### Task instructions
Transcribe every entry below word for word, but skip the pictures.

### Given records
* * *

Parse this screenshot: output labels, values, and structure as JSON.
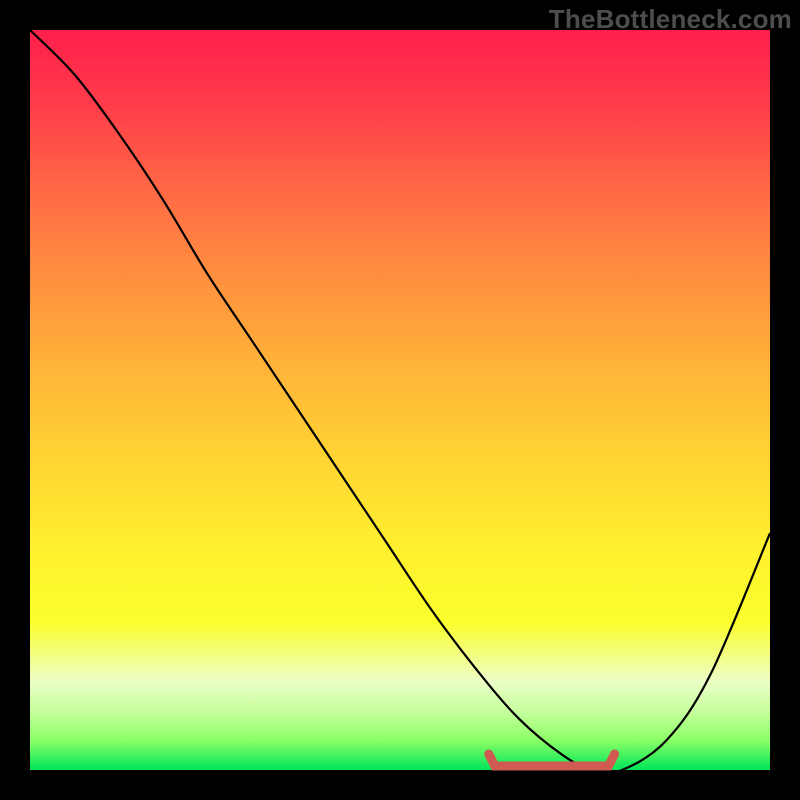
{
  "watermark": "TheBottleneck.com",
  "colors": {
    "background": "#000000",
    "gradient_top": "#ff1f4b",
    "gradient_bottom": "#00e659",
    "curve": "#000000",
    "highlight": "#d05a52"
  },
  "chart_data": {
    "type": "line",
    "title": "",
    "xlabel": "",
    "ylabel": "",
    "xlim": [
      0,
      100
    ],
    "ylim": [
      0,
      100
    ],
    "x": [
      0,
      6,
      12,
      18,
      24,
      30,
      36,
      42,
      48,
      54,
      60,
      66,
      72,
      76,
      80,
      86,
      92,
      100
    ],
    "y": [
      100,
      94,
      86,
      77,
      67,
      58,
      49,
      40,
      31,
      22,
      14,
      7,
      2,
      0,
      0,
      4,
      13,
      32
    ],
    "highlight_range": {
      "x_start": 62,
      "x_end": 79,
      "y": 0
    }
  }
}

* * *

### Output for this task
Parse this screenshot: output labels, values, and structure as JSON.
{
  "watermark": "TheBottleneck.com",
  "colors": {
    "background": "#000000",
    "gradient_top": "#ff1f4b",
    "gradient_bottom": "#00e659",
    "curve": "#000000",
    "highlight": "#d05a52"
  },
  "chart_data": {
    "type": "line",
    "title": "",
    "xlabel": "",
    "ylabel": "",
    "xlim": [
      0,
      100
    ],
    "ylim": [
      0,
      100
    ],
    "x": [
      0,
      6,
      12,
      18,
      24,
      30,
      36,
      42,
      48,
      54,
      60,
      66,
      72,
      76,
      80,
      86,
      92,
      100
    ],
    "y": [
      100,
      94,
      86,
      77,
      67,
      58,
      49,
      40,
      31,
      22,
      14,
      7,
      2,
      0,
      0,
      4,
      13,
      32
    ],
    "highlight_range": {
      "x_start": 62,
      "x_end": 79,
      "y": 0
    }
  }
}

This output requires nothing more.